Stated problem:
Give the material once more, word for word, without any images.

Given entries:
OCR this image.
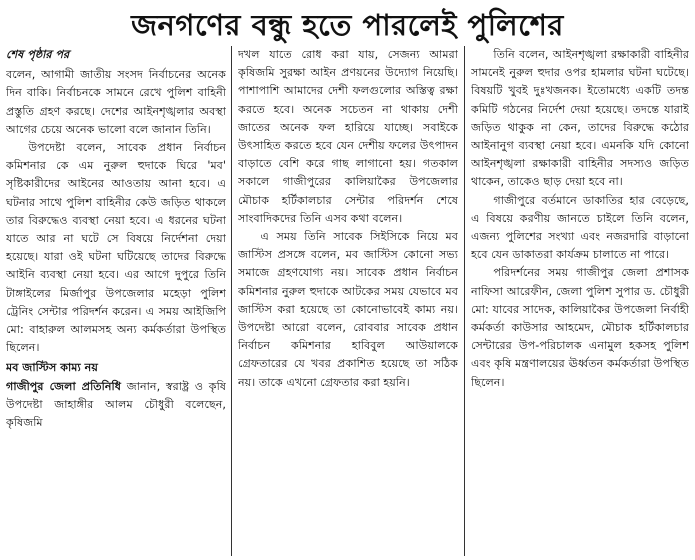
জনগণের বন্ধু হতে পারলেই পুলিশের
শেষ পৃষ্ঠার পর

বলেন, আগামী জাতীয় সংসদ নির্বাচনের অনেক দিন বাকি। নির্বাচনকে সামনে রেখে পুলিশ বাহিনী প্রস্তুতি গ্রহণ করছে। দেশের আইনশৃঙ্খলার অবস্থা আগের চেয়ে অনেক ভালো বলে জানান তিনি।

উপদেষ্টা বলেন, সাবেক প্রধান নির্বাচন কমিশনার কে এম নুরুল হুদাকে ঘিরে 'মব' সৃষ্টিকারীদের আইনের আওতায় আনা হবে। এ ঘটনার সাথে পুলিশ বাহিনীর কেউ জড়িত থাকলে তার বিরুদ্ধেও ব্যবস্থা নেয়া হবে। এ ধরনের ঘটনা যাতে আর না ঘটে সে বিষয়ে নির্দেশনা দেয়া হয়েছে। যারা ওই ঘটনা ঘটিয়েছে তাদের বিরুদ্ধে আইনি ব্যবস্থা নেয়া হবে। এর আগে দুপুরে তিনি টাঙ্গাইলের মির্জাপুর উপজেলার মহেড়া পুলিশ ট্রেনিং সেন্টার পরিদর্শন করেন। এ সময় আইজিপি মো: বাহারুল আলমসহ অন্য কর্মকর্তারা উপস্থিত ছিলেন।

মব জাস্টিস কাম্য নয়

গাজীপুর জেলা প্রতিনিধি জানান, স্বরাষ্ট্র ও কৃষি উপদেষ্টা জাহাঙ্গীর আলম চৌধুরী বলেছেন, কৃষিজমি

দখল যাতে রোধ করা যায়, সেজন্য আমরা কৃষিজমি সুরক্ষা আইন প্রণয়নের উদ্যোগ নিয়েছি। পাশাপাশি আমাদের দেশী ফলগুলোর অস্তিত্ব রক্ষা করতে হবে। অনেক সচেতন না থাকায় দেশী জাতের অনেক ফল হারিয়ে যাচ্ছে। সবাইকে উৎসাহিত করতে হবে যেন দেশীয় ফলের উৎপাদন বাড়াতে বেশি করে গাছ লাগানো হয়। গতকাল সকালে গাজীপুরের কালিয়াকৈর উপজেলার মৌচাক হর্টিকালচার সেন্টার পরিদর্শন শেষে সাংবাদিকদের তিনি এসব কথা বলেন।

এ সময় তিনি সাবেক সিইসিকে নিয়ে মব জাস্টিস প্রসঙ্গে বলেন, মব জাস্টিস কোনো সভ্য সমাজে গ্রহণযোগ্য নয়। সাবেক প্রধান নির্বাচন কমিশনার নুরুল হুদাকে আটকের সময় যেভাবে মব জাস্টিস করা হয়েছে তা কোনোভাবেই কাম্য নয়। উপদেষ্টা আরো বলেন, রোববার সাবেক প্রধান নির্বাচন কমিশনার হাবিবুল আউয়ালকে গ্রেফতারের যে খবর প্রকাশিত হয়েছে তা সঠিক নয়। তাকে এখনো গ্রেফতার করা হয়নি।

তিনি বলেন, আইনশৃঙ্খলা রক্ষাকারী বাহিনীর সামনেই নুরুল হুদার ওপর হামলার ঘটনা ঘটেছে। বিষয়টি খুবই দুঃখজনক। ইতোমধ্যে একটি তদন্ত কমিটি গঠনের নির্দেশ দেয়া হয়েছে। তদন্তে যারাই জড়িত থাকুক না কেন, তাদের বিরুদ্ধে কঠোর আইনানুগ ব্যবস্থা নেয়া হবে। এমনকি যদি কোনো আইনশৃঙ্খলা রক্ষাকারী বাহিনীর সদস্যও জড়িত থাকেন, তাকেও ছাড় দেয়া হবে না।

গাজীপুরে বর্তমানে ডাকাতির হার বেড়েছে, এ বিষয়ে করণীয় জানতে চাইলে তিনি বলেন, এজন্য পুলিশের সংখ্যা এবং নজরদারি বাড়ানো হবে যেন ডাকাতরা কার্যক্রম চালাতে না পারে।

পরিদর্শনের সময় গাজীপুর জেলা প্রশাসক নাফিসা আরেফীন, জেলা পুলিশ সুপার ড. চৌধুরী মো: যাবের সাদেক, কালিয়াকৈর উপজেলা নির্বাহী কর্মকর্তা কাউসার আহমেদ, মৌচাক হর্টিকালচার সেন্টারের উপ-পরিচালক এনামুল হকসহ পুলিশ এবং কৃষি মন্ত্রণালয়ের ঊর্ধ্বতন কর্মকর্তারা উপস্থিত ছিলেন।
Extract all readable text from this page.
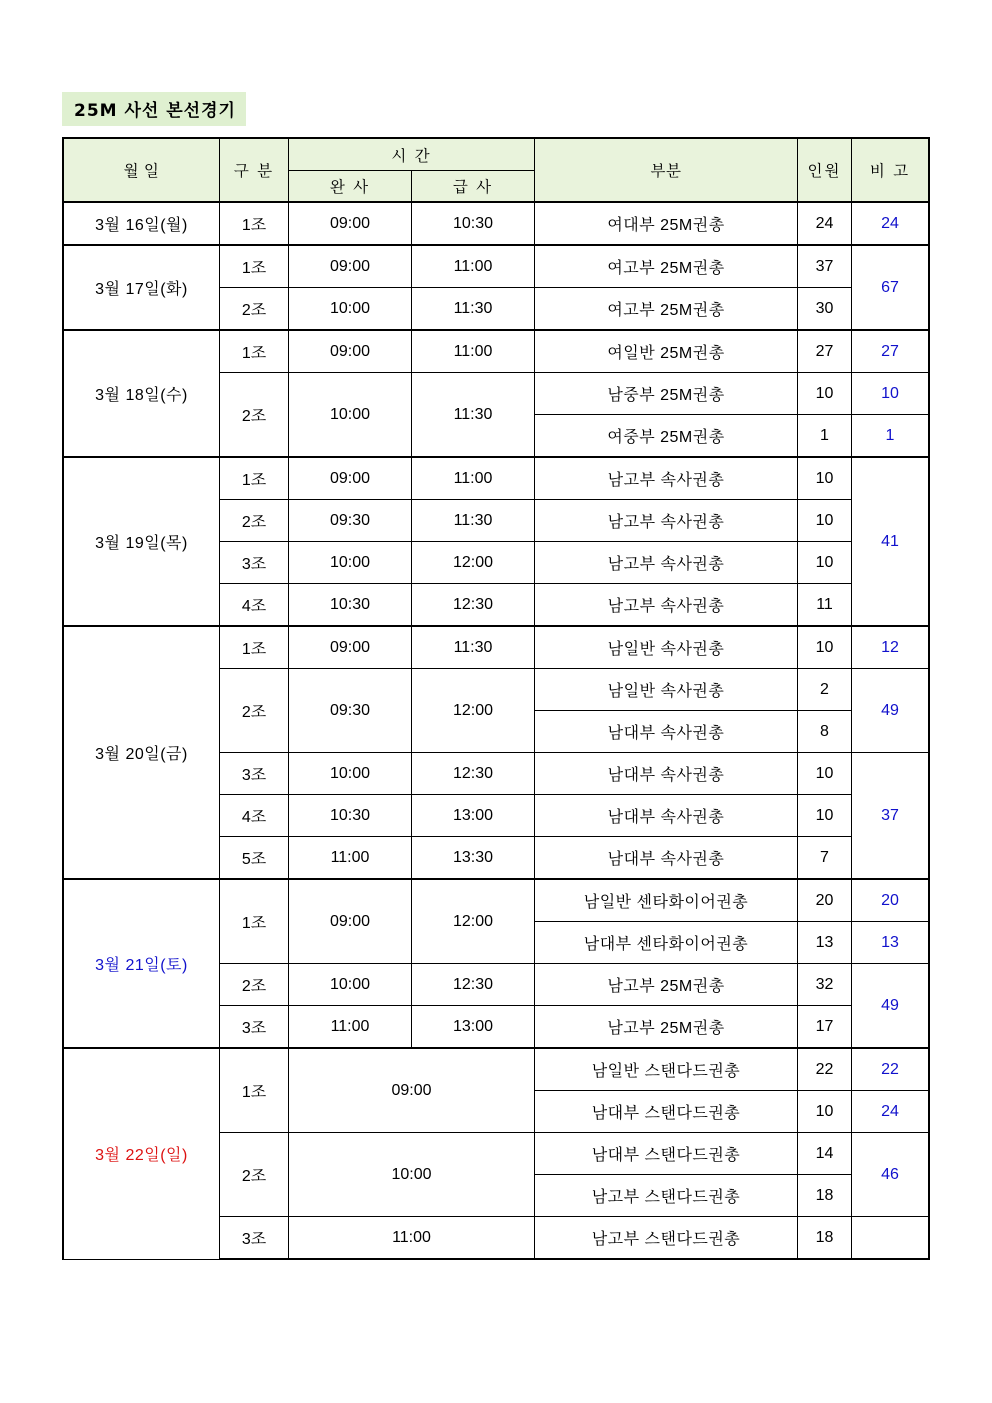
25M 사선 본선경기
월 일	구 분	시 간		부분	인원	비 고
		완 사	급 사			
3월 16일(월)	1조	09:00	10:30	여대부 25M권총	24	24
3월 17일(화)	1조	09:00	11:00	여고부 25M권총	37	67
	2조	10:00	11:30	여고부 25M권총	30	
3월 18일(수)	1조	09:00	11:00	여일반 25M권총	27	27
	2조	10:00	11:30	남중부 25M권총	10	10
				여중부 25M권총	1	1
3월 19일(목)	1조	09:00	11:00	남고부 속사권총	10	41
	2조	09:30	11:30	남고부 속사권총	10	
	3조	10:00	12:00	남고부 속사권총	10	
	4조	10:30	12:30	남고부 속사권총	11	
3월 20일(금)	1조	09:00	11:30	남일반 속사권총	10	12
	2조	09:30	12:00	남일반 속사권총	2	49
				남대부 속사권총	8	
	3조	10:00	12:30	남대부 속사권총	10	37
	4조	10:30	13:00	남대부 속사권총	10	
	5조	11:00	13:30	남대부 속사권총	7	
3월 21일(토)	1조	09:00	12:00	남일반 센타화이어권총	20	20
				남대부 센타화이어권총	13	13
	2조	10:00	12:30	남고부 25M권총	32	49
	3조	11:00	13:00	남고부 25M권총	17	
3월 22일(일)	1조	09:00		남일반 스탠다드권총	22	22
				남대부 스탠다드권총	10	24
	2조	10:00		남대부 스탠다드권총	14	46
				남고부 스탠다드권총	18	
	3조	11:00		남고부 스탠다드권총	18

Written answer:
OCR this image.
জনগণের বন্ধু হতে পারলেই পুলিশের
শেষ পৃষ্ঠার পর

বলেন, আগামী জাতীয় সংসদ নির্বাচনের অনেক দিন বাকি। নির্বাচনকে সামনে রেখে পুলিশ বাহিনী প্রস্তুতি গ্রহণ করছে। দেশের আইনশৃঙ্খলার অবস্থা আগের চেয়ে অনেক ভালো বলে জানান তিনি।

উপদেষ্টা বলেন, সাবেক প্রধান নির্বাচন কমিশনার কে এম নুরুল হুদাকে ঘিরে 'মব' সৃষ্টিকারীদের আইনের আওতায় আনা হবে। এ ঘটনার সাথে পুলিশ বাহিনীর কেউ জড়িত থাকলে তার বিরুদ্ধেও ব্যবস্থা নেয়া হবে। এ ধরনের ঘটনা যাতে আর না ঘটে সে বিষয়ে নির্দেশনা দেয়া হয়েছে। যারা ওই ঘটনা ঘটিয়েছে তাদের বিরুদ্ধে আইনি ব্যবস্থা নেয়া হবে। এর আগে দুপুরে তিনি টাঙ্গাইলের মির্জাপুর উপজেলার মহেড়া পুলিশ ট্রেনিং সেন্টার পরিদর্শন করেন। এ সময় আইজিপি মো: বাহারুল আলমসহ অন্য কর্মকর্তারা উপস্থিত ছিলেন।

মব জাস্টিস কাম্য নয়

গাজীপুর জেলা প্রতিনিধি জানান, স্বরাষ্ট্র ও কৃষি উপদেষ্টা জাহাঙ্গীর আলম চৌধুরী বলেছেন, কৃষিজমি

দখল যাতে রোধ করা যায়, সেজন্য আমরা কৃষিজমি সুরক্ষা আইন প্রণয়নের উদ্যোগ নিয়েছি। পাশাপাশি আমাদের দেশী ফলগুলোর অস্তিত্ব রক্ষা করতে হবে। অনেক সচেতন না থাকায় দেশী জাতের অনেক ফল হারিয়ে যাচ্ছে। সবাইকে উৎসাহিত করতে হবে যেন দেশীয় ফলের উৎপাদন বাড়াতে বেশি করে গাছ লাগানো হয়। গতকাল সকালে গাজীপুরের কালিয়াকৈর উপজেলার মৌচাক হর্টিকালচার সেন্টার পরিদর্শন শেষে সাংবাদিকদের তিনি এসব কথা বলেন।

এ সময় তিনি সাবেক সিইসিকে নিয়ে মব জাস্টিস প্রসঙ্গে বলেন, মব জাস্টিস কোনো সভ্য সমাজে গ্রহণযোগ্য নয়। সাবেক প্রধান নির্বাচন কমিশনার নুরুল হুদাকে আটকের সময় যেভাবে মব জাস্টিস করা হয়েছে তা কোনোভাবেই কাম্য নয়। উপদেষ্টা আরো বলেন, রোববার সাবেক প্রধান নির্বাচন কমিশনার হাবিবুল আউয়ালকে গ্রেফতারের যে খবর প্রকাশিত হয়েছে তা সঠিক নয়। তাকে এখনো গ্রেফতার করা হয়নি।

তিনি বলেন, আইনশৃঙ্খলা রক্ষাকারী বাহিনীর সামনেই নুরুল হুদার ওপর হামলার ঘটনা ঘটেছে। বিষয়টি খুবই দুঃখজনক। ইতোমধ্যে একটি তদন্ত কমিটি গঠনের নির্দেশ দেয়া হয়েছে। তদন্তে যারাই জড়িত থাকুক না কেন, তাদের বিরুদ্ধে কঠোর আইনানুগ ব্যবস্থা নেয়া হবে। এমনকি যদি কোনো আইনশৃঙ্খলা রক্ষাকারী বাহিনীর সদস্যও জড়িত থাকেন, তাকেও ছাড় দেয়া হবে না।

গাজীপুরে বর্তমানে ডাকাতির হার বেড়েছে, এ বিষয়ে করণীয় জানতে চাইলে তিনি বলেন, এজন্য পুলিশের সংখ্যা এবং নজরদারি বাড়ানো হবে যেন ডাকাতরা কার্যক্রম চালাতে না পারে।

পরিদর্শনের সময় গাজীপুর জেলা প্রশাসক নাফিসা আরেফীন, জেলা পুলিশ সুপার ড. চৌধুরী মো: যাবের সাদেক, কালিয়াকৈর উপজেলা নির্বাহী কর্মকর্তা কাউসার আহমেদ, মৌচাক হর্টিকালচার সেন্টারের উপ-পরিচালক এনামুল হকসহ পুলিশ এবং কৃষি মন্ত্রণালয়ের ঊর্ধ্বতন কর্মকর্তারা উপস্থিত ছিলেন।
Extract all readable text from this page.
25M 사선 본선경기
월 일	구 분	시 간		부분	인원	비 고
		완 사	급 사			
3월 16일(월)	1조	09:00	10:30	여대부 25M권총	24	24
3월 17일(화)	1조	09:00	11:00	여고부 25M권총	37	67
	2조	10:00	11:30	여고부 25M권총	30	
3월 18일(수)	1조	09:00	11:00	여일반 25M권총	27	27
	2조	10:00	11:30	남중부 25M권총	10	10
				여중부 25M권총	1	1
3월 19일(목)	1조	09:00	11:00	남고부 속사권총	10	41
	2조	09:30	11:30	남고부 속사권총	10	
	3조	10:00	12:00	남고부 속사권총	10	
	4조	10:30	12:30	남고부 속사권총	11	
3월 20일(금)	1조	09:00	11:30	남일반 속사권총	10	12
	2조	09:30	12:00	남일반 속사권총	2	49
				남대부 속사권총	8	
	3조	10:00	12:30	남대부 속사권총	10	37
	4조	10:30	13:00	남대부 속사권총	10	
	5조	11:00	13:30	남대부 속사권총	7	
3월 21일(토)	1조	09:00	12:00	남일반 센타화이어권총	20	20
				남대부 센타화이어권총	13	13
	2조	10:00	12:30	남고부 25M권총	32	49
	3조	11:00	13:00	남고부 25M권총	17	
3월 22일(일)	1조	09:00		남일반 스탠다드권총	22	22
				남대부 스탠다드권총	10	24
	2조	10:00		남대부 스탠다드권총	14	46
				남고부 스탠다드권총	18	
	3조	11:00		남고부 스탠다드권총	18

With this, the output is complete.